GIVEN REQUEST: Locate every line below that contains the string `ticks` and copy each one in full.

--------------------

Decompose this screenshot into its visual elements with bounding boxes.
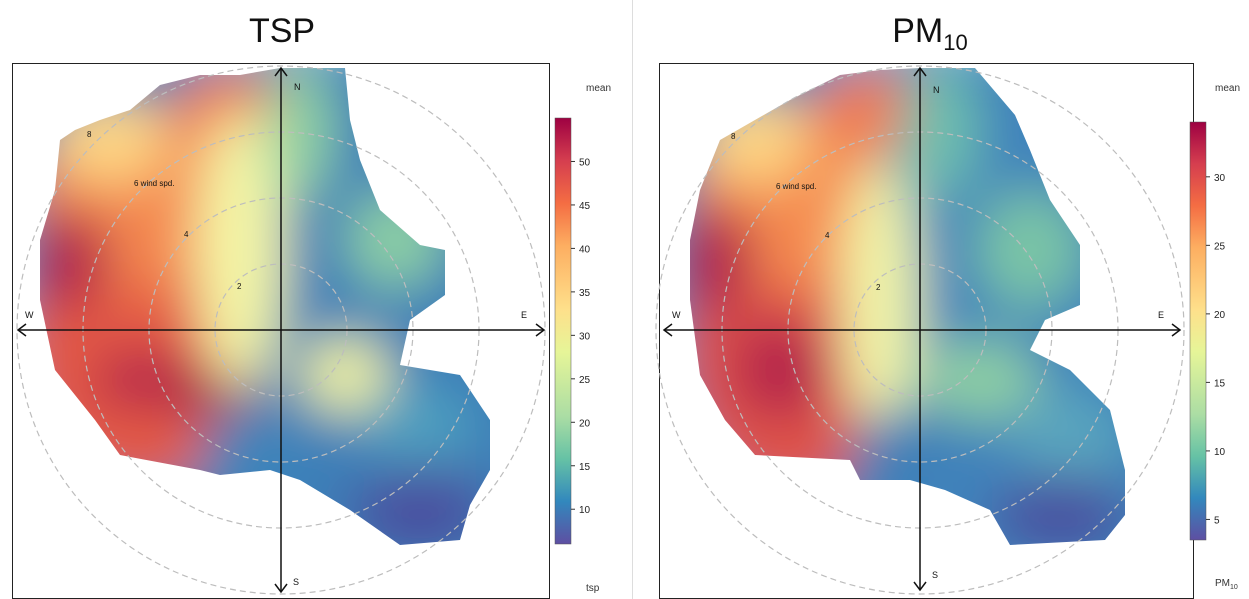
arrowhead-south-tsp	[274, 583, 288, 594]
colorbar-gradient-tsp	[554, 117, 572, 545]
ring-label-6-pm10: 6 wind spd.	[776, 182, 816, 191]
colorbar-caption-pm10-main: PM	[1215, 578, 1230, 589]
direction-label-n-pm10: N	[933, 85, 940, 95]
colorbar-tick-label-pm10: 30	[1214, 173, 1226, 184]
colorbar-tick-label-pm10: 5	[1214, 515, 1220, 526]
colorbar-tick-label-tsp: 40	[579, 244, 591, 255]
direction-label-w-tsp: W	[25, 310, 34, 320]
colorbar-tick-label-pm10: 20	[1214, 310, 1226, 321]
direction-label-s-pm10: S	[932, 570, 938, 580]
arrowhead-west-pm10	[662, 323, 673, 337]
colorbar-caption-pm10: PM10	[1215, 578, 1238, 591]
axes-tsp	[16, 66, 546, 594]
chart-title-pm10-main: PM	[892, 12, 944, 50]
colorbar-tick-label-tsp: 20	[579, 418, 591, 429]
colorbar-tick-label-pm10: 15	[1214, 378, 1226, 389]
direction-label-n-tsp: N	[294, 82, 301, 92]
arrowhead-west-tsp	[16, 323, 27, 337]
direction-label-w-pm10: W	[672, 310, 681, 320]
colorbar-tick-label-tsp: 30	[579, 331, 591, 342]
ring-label-2-pm10: 2	[876, 283, 881, 292]
colorbar-tick-label-tsp: 10	[579, 505, 591, 516]
panel-divider	[632, 0, 633, 599]
ring-label-8-tsp: 8	[87, 130, 92, 139]
ring-label-6-tsp: 6 wind spd.	[134, 179, 174, 188]
legend-title-tsp: mean	[586, 83, 611, 94]
surface-tsp	[40, 68, 490, 545]
direction-label-e-pm10: E	[1158, 310, 1164, 320]
ring-label-4-pm10: 4	[825, 231, 830, 240]
colorbar-tick-label-tsp: 35	[579, 288, 591, 299]
colorbar-tick-label-pm10: 25	[1214, 241, 1226, 252]
arrowhead-north-pm10	[913, 66, 927, 77]
colorbar-gradient-pm10	[1189, 121, 1207, 541]
chart-title-tsp: TSP	[248, 12, 316, 50]
colorbar-caption-tsp: tsp	[586, 583, 600, 594]
ring-label-4-tsp: 4	[184, 230, 189, 239]
colorbar-tick-label-pm10: 10	[1214, 447, 1226, 458]
arrowhead-east-pm10	[1171, 323, 1182, 337]
chart-title-pm10-sub: 10	[943, 29, 968, 55]
chart-title-pm10: PM10	[880, 12, 980, 56]
colorbar-tick-label-tsp: 50	[579, 157, 591, 168]
colorbar-tick-label-tsp: 15	[579, 462, 591, 473]
colorbar-ticks-pm10: 5 10 15 20 25 30	[1206, 173, 1226, 526]
ring-label-8-pm10: 8	[731, 132, 736, 141]
arrowhead-south-pm10	[913, 581, 927, 592]
axes-pm10	[662, 66, 1182, 592]
polar-plot-pm10: N E S W 2 4 6 wind spd. 8 mean 5 10 15 20 25…	[655, 65, 1240, 595]
colorbar-caption-pm10-sub: 10	[1230, 584, 1238, 591]
arrowhead-north-tsp	[274, 66, 288, 77]
arrowhead-east-tsp	[535, 323, 546, 337]
legend-title-pm10: mean	[1215, 83, 1240, 94]
polar-plot-tsp: N E S W 2 4 6 wind spd. 8 mean 10 15 20 25 3…	[16, 65, 611, 595]
ring-label-2-tsp: 2	[237, 282, 242, 291]
ring-8-pm10	[655, 65, 1185, 595]
direction-label-e-tsp: E	[521, 310, 527, 320]
colorbar-tick-label-tsp: 45	[579, 201, 591, 212]
direction-label-s-tsp: S	[293, 577, 299, 587]
colorbar-tsp: mean 10 15 20 25 30 35 40 45 50 tsp	[554, 83, 611, 594]
colorbar-ticks-tsp: 10 15 20 25 30 35 40 45 50	[571, 157, 591, 516]
colorbar-tick-label-tsp: 25	[579, 375, 591, 386]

--------------------

EXERCISE OUTPUT:
colorbar-ticks-pm10: 5 10 15 20 25 30	[1206, 173, 1226, 526]
colorbar-ticks-tsp: 10 15 20 25 30 35 40 45 50	[571, 157, 591, 516]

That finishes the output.